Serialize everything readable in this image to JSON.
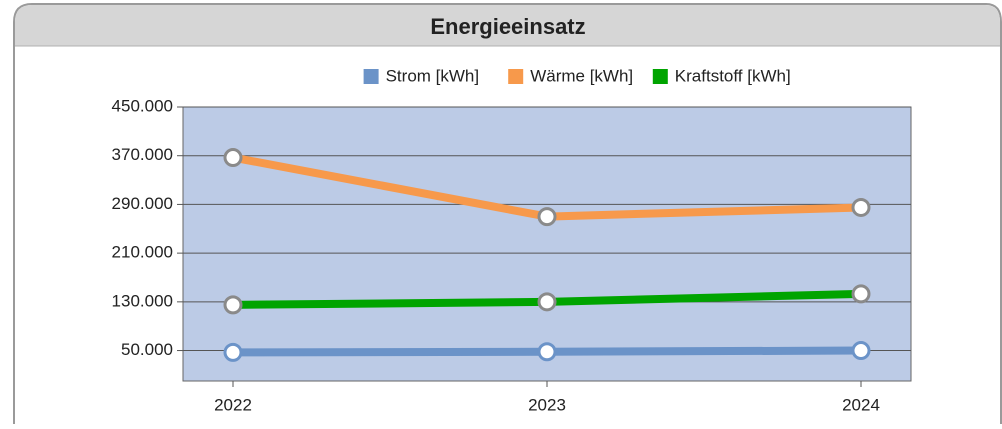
{
  "chart_data": {
    "type": "line",
    "title": "Energieeinsatz",
    "categories": [
      "2022",
      "2023",
      "2024"
    ],
    "series": [
      {
        "name": "Strom [kWh]",
        "color": "#6b93c8",
        "values": [
          47000,
          48000,
          50000
        ]
      },
      {
        "name": "Wärme [kWh]",
        "color": "#f7994b",
        "values": [
          367000,
          270000,
          285000
        ]
      },
      {
        "name": "Kraftstoff [kWh]",
        "color": "#00a400",
        "values": [
          125000,
          130000,
          143000
        ]
      }
    ],
    "ylim": [
      0,
      450000
    ],
    "yticks": [
      {
        "value": 50000,
        "label": "50.000"
      },
      {
        "value": 130000,
        "label": "130.000"
      },
      {
        "value": 210000,
        "label": "210.000"
      },
      {
        "value": 290000,
        "label": "290.000"
      },
      {
        "value": 370000,
        "label": "370.000"
      },
      {
        "value": 450000,
        "label": "450.000"
      }
    ],
    "grid": true,
    "legend": "top"
  }
}
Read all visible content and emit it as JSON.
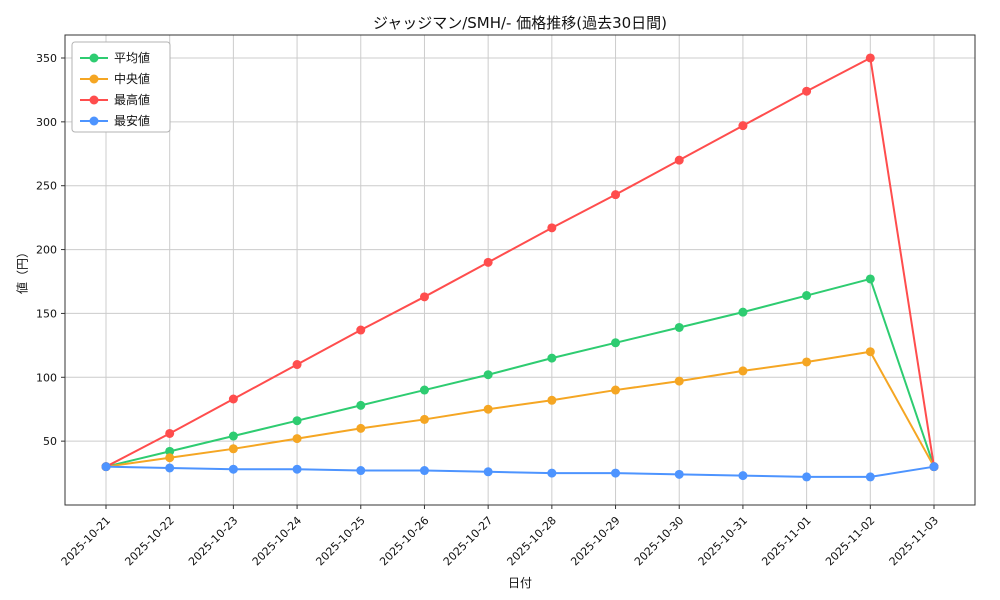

Task objective
Pull out every line containing "color".

Complete answer
        "color": "#6b93c8",
        "color": "#f7994b",
        "color": "#00a400",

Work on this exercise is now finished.